Without including the pictures, copy out every line below.
::: Material to process
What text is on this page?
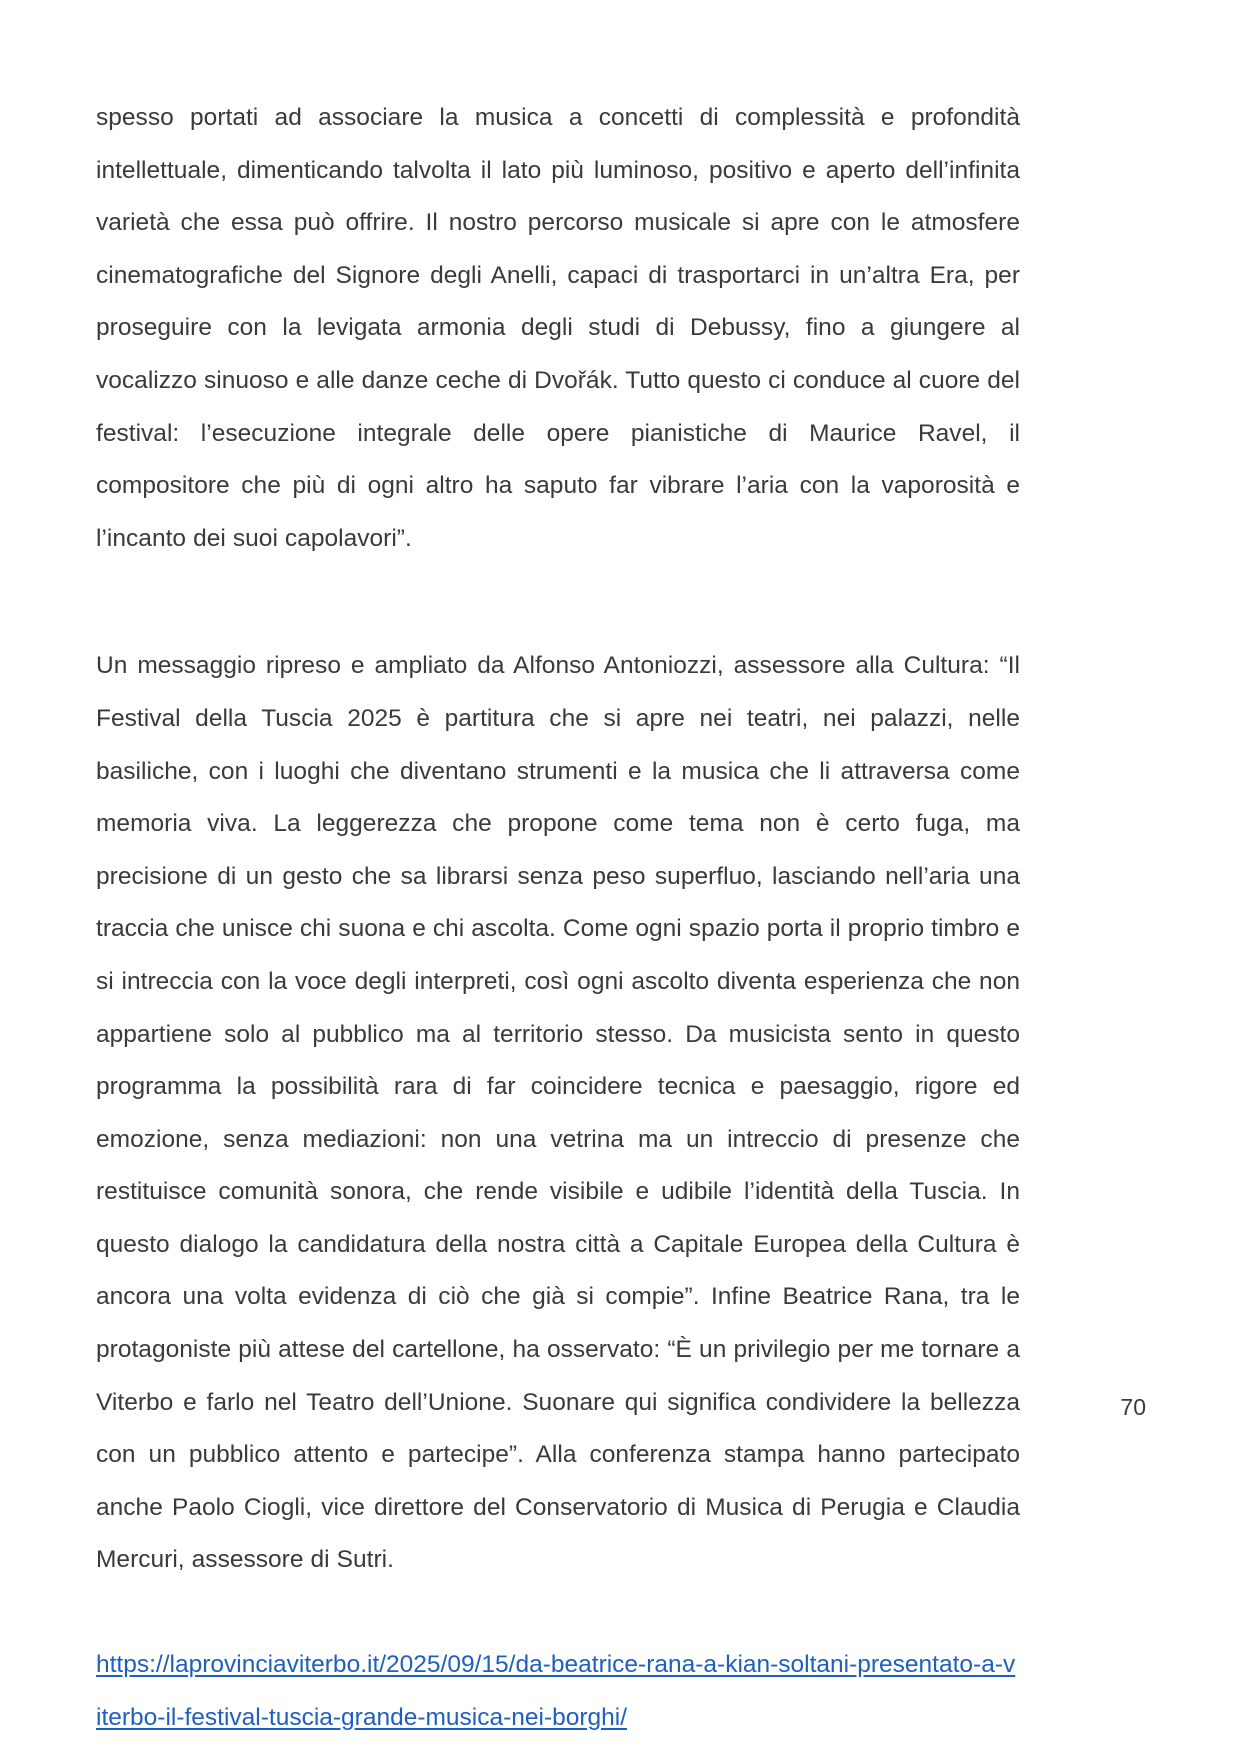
spesso portati ad associare la musica a concetti di complessità e profondità intellettuale, dimenticando talvolta il lato più luminoso, positivo e aperto dell’infinita varietà che essa può offrire. Il nostro percorso musicale si apre con le atmosfere cinematografiche del Signore degli Anelli, capaci di trasportarci in un’altra Era, per proseguire con la levigata armonia degli studi di Debussy, fino a giungere al vocalizzo sinuoso e alle danze ceche di Dvořák. Tutto questo ci conduce al cuore del festival: l’esecuzione integrale delle opere pianistiche di Maurice Ravel, il compositore che più di ogni altro ha saputo far vibrare l’aria con la vaporosità e l’incanto dei suoi capolavori”.

Un messaggio ripreso e ampliato da Alfonso Antoniozzi, assessore alla Cultura: “Il Festival della Tuscia 2025 è partitura che si apre nei teatri, nei palazzi, nelle basiliche, con i luoghi che diventano strumenti e la musica che li attraversa come memoria viva. La leggerezza che propone come tema non è certo fuga, ma precisione di un gesto che sa librarsi senza peso superfluo, lasciando nell’aria una traccia che unisce chi suona e chi ascolta. Come ogni spazio porta il proprio timbro e si intreccia con la voce degli interpreti, così ogni ascolto diventa esperienza che non appartiene solo al pubblico ma al territorio stesso. Da musicista sento in questo programma la possibilità rara di far coincidere tecnica e paesaggio, rigore ed emozione, senza mediazioni: non una vetrina ma un intreccio di presenze che restituisce comunità sonora, che rende visibile e udibile l’identità della Tuscia. In questo dialogo la candidatura della nostra città a Capitale Europea della Cultura è ancora una volta evidenza di ciò che già si compie”. Infine Beatrice Rana, tra le protagoniste più attese del cartellone, ha osservato: “È un privilegio per me tornare a Viterbo e farlo nel Teatro dell’Unione. Suonare qui significa condividere la bellezza con un pubblico attento e partecipe”. Alla conferenza stampa hanno partecipato anche Paolo Ciogli, vice direttore del Conservatorio di Musica di Perugia e Claudia Mercuri, assessore di Sutri.

https://laprovinciaviterbo.it/2025/09/15/da-beatrice-rana-a-kian-soltani-presentato-a-viterbo-il-festival-tuscia-grande-musica-nei-borghi/

70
::::::
Exercise output >>
What text is on this page?
spesso portati ad associare la musica a concetti di complessità e profondità intellettuale, dimenticando talvolta il lato più luminoso, positivo e aperto dell’infinita varietà che essa può offrire. Il nostro percorso musicale si apre con le atmosfere cinematografiche del Signore degli Anelli, capaci di trasportarci in un’altra Era, per proseguire con la levigata armonia degli studi di Debussy, fino a giungere al vocalizzo sinuoso e alle danze ceche di Dvořák. Tutto questo ci conduce al cuore del festival: l’esecuzione integrale delle opere pianistiche di Maurice Ravel, il compositore che più di ogni altro ha saputo far vibrare l’aria con la vaporosità e l’incanto dei suoi capolavori”.

Un messaggio ripreso e ampliato da Alfonso Antoniozzi, assessore alla Cultura: “Il Festival della Tuscia 2025 è partitura che si apre nei teatri, nei palazzi, nelle basiliche, con i luoghi che diventano strumenti e la musica che li attraversa come memoria viva. La leggerezza che propone come tema non è certo fuga, ma precisione di un gesto che sa librarsi senza peso superfluo, lasciando nell’aria una traccia che unisce chi suona e chi ascolta. Come ogni spazio porta il proprio timbro e si intreccia con la voce degli interpreti, così ogni ascolto diventa esperienza che non appartiene solo al pubblico ma al territorio stesso. Da musicista sento in questo programma la possibilità rara di far coincidere tecnica e paesaggio, rigore ed emozione, senza mediazioni: non una vetrina ma un intreccio di presenze che restituisce comunità sonora, che rende visibile e udibile l’identità della Tuscia. In questo dialogo la candidatura della nostra città a Capitale Europea della Cultura è ancora una volta evidenza di ciò che già si compie”. Infine Beatrice Rana, tra le protagoniste più attese del cartellone, ha osservato: “È un privilegio per me tornare a Viterbo e farlo nel Teatro dell’Unione. Suonare qui significa condividere la bellezza con un pubblico attento e partecipe”. Alla conferenza stampa hanno partecipato anche Paolo Ciogli, vice direttore del Conservatorio di Musica di Perugia e Claudia Mercuri, assessore di Sutri.

https://laprovinciaviterbo.it/2025/09/15/da-beatrice-rana-a-kian-soltani-presentato-a-viterbo-il-festival-tuscia-grande-musica-nei-borghi/

70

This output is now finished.